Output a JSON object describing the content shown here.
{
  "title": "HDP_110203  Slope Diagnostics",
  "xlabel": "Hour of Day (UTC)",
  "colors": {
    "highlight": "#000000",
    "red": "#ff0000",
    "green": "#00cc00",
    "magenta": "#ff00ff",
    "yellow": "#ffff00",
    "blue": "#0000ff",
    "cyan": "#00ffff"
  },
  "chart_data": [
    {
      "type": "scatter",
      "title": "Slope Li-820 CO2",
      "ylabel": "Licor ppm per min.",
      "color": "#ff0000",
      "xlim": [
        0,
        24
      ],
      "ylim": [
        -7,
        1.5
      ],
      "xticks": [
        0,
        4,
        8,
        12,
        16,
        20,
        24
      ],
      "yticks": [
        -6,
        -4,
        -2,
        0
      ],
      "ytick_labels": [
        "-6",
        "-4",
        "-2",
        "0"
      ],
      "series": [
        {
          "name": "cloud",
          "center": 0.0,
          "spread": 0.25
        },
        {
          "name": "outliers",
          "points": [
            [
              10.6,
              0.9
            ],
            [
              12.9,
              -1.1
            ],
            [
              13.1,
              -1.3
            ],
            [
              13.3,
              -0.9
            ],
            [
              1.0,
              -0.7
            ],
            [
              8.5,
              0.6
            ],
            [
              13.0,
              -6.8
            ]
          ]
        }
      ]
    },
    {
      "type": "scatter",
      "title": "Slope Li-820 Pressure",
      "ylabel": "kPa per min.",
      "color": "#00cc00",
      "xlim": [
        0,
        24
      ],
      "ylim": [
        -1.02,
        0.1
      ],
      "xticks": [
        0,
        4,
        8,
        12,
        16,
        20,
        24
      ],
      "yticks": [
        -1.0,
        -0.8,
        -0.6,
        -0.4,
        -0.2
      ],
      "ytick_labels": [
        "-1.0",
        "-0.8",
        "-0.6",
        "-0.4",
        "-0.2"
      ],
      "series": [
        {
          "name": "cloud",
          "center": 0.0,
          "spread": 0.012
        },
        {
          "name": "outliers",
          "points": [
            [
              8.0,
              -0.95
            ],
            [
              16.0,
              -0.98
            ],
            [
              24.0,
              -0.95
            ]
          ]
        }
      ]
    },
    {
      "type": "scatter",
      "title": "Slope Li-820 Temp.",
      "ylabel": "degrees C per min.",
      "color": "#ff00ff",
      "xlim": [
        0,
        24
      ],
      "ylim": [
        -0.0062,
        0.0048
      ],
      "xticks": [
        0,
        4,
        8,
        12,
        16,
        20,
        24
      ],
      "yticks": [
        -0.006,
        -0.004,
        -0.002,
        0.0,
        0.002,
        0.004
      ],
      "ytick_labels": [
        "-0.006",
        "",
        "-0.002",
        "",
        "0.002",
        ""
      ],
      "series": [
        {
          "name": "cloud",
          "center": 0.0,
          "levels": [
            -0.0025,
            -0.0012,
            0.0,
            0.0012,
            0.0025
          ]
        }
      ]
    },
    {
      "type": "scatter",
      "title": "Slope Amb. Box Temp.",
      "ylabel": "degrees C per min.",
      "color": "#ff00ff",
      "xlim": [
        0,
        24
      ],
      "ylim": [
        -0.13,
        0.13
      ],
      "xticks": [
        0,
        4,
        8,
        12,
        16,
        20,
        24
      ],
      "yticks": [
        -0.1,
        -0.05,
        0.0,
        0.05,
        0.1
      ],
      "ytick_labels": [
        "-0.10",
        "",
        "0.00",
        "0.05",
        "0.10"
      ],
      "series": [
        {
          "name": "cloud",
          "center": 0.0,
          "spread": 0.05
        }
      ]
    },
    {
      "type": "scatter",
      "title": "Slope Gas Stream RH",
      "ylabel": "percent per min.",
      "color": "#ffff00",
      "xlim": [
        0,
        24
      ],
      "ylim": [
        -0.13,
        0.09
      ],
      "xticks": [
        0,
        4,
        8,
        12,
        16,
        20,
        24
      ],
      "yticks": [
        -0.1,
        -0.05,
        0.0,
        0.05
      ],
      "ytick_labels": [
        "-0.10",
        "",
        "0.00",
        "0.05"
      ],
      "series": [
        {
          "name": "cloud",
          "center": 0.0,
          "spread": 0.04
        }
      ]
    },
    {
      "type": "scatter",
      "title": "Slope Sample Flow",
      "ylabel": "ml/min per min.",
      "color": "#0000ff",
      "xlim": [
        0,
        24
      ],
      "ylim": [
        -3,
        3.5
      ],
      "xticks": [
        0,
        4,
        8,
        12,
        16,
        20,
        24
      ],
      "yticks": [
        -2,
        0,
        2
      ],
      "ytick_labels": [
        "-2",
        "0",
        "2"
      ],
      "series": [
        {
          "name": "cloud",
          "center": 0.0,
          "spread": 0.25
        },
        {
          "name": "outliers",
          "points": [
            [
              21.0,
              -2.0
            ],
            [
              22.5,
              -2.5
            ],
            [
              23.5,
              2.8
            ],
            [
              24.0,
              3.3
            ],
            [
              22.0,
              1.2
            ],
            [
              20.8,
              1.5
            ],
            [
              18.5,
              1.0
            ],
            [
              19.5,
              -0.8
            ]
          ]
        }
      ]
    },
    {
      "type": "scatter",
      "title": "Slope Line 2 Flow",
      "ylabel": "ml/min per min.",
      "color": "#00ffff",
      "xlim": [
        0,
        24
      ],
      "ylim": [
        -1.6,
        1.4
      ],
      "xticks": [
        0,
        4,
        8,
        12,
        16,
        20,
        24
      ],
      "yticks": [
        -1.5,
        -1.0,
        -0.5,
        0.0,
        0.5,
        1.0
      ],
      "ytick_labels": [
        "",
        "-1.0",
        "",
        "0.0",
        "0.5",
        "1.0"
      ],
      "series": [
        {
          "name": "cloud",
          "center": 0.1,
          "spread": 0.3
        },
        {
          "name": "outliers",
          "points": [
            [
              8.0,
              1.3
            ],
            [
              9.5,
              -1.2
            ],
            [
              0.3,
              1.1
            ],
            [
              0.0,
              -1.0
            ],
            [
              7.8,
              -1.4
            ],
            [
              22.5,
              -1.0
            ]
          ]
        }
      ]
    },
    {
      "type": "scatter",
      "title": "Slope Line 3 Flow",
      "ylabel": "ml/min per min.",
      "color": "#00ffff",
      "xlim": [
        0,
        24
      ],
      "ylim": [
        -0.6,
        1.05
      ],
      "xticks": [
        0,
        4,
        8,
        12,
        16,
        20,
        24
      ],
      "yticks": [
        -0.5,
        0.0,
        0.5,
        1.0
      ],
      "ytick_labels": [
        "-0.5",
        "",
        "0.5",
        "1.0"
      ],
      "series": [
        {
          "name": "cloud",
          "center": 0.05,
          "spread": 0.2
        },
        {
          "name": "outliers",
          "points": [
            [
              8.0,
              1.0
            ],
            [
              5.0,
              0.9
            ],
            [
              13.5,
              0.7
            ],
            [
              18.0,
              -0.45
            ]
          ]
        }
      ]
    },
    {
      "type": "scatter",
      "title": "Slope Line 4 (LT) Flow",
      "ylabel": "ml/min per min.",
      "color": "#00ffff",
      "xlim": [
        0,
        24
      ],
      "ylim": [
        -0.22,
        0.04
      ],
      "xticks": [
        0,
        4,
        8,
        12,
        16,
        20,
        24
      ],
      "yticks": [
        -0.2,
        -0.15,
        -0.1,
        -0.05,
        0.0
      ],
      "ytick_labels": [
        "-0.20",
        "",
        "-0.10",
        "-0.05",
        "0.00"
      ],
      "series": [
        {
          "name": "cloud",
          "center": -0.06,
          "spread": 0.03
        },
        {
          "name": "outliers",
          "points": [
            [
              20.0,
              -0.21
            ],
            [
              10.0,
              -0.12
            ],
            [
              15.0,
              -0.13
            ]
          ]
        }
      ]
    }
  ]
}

---------------

## Exercise prompt:
Write out the data exactly as it stands.

## Written solution:
Output a JSON object describing the content shown here.
{
  "title": "HDP_110203  Slope Diagnostics",
  "xlabel": "Hour of Day (UTC)",
  "colors": {
    "highlight": "#000000",
    "red": "#ff0000",
    "green": "#00cc00",
    "magenta": "#ff00ff",
    "yellow": "#ffff00",
    "blue": "#0000ff",
    "cyan": "#00ffff"
  },
  "chart_data": [
    {
      "type": "scatter",
      "title": "Slope Li-820 CO2",
      "ylabel": "Licor ppm per min.",
      "color": "#ff0000",
      "xlim": [
        0,
        24
      ],
      "ylim": [
        -7,
        1.5
      ],
      "xticks": [
        0,
        4,
        8,
        12,
        16,
        20,
        24
      ],
      "yticks": [
        -6,
        -4,
        -2,
        0
      ],
      "ytick_labels": [
        "-6",
        "-4",
        "-2",
        "0"
      ],
      "series": [
        {
          "name": "cloud",
          "center": 0.0,
          "spread": 0.25
        },
        {
          "name": "outliers",
          "points": [
            [
              10.6,
              0.9
            ],
            [
              12.9,
              -1.1
            ],
            [
              13.1,
              -1.3
            ],
            [
              13.3,
              -0.9
            ],
            [
              1.0,
              -0.7
            ],
            [
              8.5,
              0.6
            ],
            [
              13.0,
              -6.8
            ]
          ]
        }
      ]
    },
    {
      "type": "scatter",
      "title": "Slope Li-820 Pressure",
      "ylabel": "kPa per min.",
      "color": "#00cc00",
      "xlim": [
        0,
        24
      ],
      "ylim": [
        -1.02,
        0.1
      ],
      "xticks": [
        0,
        4,
        8,
        12,
        16,
        20,
        24
      ],
      "yticks": [
        -1.0,
        -0.8,
        -0.6,
        -0.4,
        -0.2
      ],
      "ytick_labels": [
        "-1.0",
        "-0.8",
        "-0.6",
        "-0.4",
        "-0.2"
      ],
      "series": [
        {
          "name": "cloud",
          "center": 0.0,
          "spread": 0.012
        },
        {
          "name": "outliers",
          "points": [
            [
              8.0,
              -0.95
            ],
            [
              16.0,
              -0.98
            ],
            [
              24.0,
              -0.95
            ]
          ]
        }
      ]
    },
    {
      "type": "scatter",
      "title": "Slope Li-820 Temp.",
      "ylabel": "degrees C per min.",
      "color": "#ff00ff",
      "xlim": [
        0,
        24
      ],
      "ylim": [
        -0.0062,
        0.0048
      ],
      "xticks": [
        0,
        4,
        8,
        12,
        16,
        20,
        24
      ],
      "yticks": [
        -0.006,
        -0.004,
        -0.002,
        0.0,
        0.002,
        0.004
      ],
      "ytick_labels": [
        "-0.006",
        "",
        "-0.002",
        "",
        "0.002",
        ""
      ],
      "series": [
        {
          "name": "cloud",
          "center": 0.0,
          "levels": [
            -0.0025,
            -0.0012,
            0.0,
            0.0012,
            0.0025
          ]
        }
      ]
    },
    {
      "type": "scatter",
      "title": "Slope Amb. Box Temp.",
      "ylabel": "degrees C per min.",
      "color": "#ff00ff",
      "xlim": [
        0,
        24
      ],
      "ylim": [
        -0.13,
        0.13
      ],
      "xticks": [
        0,
        4,
        8,
        12,
        16,
        20,
        24
      ],
      "yticks": [
        -0.1,
        -0.05,
        0.0,
        0.05,
        0.1
      ],
      "ytick_labels": [
        "-0.10",
        "",
        "0.00",
        "0.05",
        "0.10"
      ],
      "series": [
        {
          "name": "cloud",
          "center": 0.0,
          "spread": 0.05
        }
      ]
    },
    {
      "type": "scatter",
      "title": "Slope Gas Stream RH",
      "ylabel": "percent per min.",
      "color": "#ffff00",
      "xlim": [
        0,
        24
      ],
      "ylim": [
        -0.13,
        0.09
      ],
      "xticks": [
        0,
        4,
        8,
        12,
        16,
        20,
        24
      ],
      "yticks": [
        -0.1,
        -0.05,
        0.0,
        0.05
      ],
      "ytick_labels": [
        "-0.10",
        "",
        "0.00",
        "0.05"
      ],
      "series": [
        {
          "name": "cloud",
          "center": 0.0,
          "spread": 0.04
        }
      ]
    },
    {
      "type": "scatter",
      "title": "Slope Sample Flow",
      "ylabel": "ml/min per min.",
      "color": "#0000ff",
      "xlim": [
        0,
        24
      ],
      "ylim": [
        -3,
        3.5
      ],
      "xticks": [
        0,
        4,
        8,
        12,
        16,
        20,
        24
      ],
      "yticks": [
        -2,
        0,
        2
      ],
      "ytick_labels": [
        "-2",
        "0",
        "2"
      ],
      "series": [
        {
          "name": "cloud",
          "center": 0.0,
          "spread": 0.25
        },
        {
          "name": "outliers",
          "points": [
            [
              21.0,
              -2.0
            ],
            [
              22.5,
              -2.5
            ],
            [
              23.5,
              2.8
            ],
            [
              24.0,
              3.3
            ],
            [
              22.0,
              1.2
            ],
            [
              20.8,
              1.5
            ],
            [
              18.5,
              1.0
            ],
            [
              19.5,
              -0.8
            ]
          ]
        }
      ]
    },
    {
      "type": "scatter",
      "title": "Slope Line 2 Flow",
      "ylabel": "ml/min per min.",
      "color": "#00ffff",
      "xlim": [
        0,
        24
      ],
      "ylim": [
        -1.6,
        1.4
      ],
      "xticks": [
        0,
        4,
        8,
        12,
        16,
        20,
        24
      ],
      "yticks": [
        -1.5,
        -1.0,
        -0.5,
        0.0,
        0.5,
        1.0
      ],
      "ytick_labels": [
        "",
        "-1.0",
        "",
        "0.0",
        "0.5",
        "1.0"
      ],
      "series": [
        {
          "name": "cloud",
          "center": 0.1,
          "spread": 0.3
        },
        {
          "name": "outliers",
          "points": [
            [
              8.0,
              1.3
            ],
            [
              9.5,
              -1.2
            ],
            [
              0.3,
              1.1
            ],
            [
              0.0,
              -1.0
            ],
            [
              7.8,
              -1.4
            ],
            [
              22.5,
              -1.0
            ]
          ]
        }
      ]
    },
    {
      "type": "scatter",
      "title": "Slope Line 3 Flow",
      "ylabel": "ml/min per min.",
      "color": "#00ffff",
      "xlim": [
        0,
        24
      ],
      "ylim": [
        -0.6,
        1.05
      ],
      "xticks": [
        0,
        4,
        8,
        12,
        16,
        20,
        24
      ],
      "yticks": [
        -0.5,
        0.0,
        0.5,
        1.0
      ],
      "ytick_labels": [
        "-0.5",
        "",
        "0.5",
        "1.0"
      ],
      "series": [
        {
          "name": "cloud",
          "center": 0.05,
          "spread": 0.2
        },
        {
          "name": "outliers",
          "points": [
            [
              8.0,
              1.0
            ],
            [
              5.0,
              0.9
            ],
            [
              13.5,
              0.7
            ],
            [
              18.0,
              -0.45
            ]
          ]
        }
      ]
    },
    {
      "type": "scatter",
      "title": "Slope Line 4 (LT) Flow",
      "ylabel": "ml/min per min.",
      "color": "#00ffff",
      "xlim": [
        0,
        24
      ],
      "ylim": [
        -0.22,
        0.04
      ],
      "xticks": [
        0,
        4,
        8,
        12,
        16,
        20,
        24
      ],
      "yticks": [
        -0.2,
        -0.15,
        -0.1,
        -0.05,
        0.0
      ],
      "ytick_labels": [
        "-0.20",
        "",
        "-0.10",
        "-0.05",
        "0.00"
      ],
      "series": [
        {
          "name": "cloud",
          "center": -0.06,
          "spread": 0.03
        },
        {
          "name": "outliers",
          "points": [
            [
              20.0,
              -0.21
            ],
            [
              10.0,
              -0.12
            ],
            [
              15.0,
              -0.13
            ]
          ]
        }
      ]
    }
  ]
}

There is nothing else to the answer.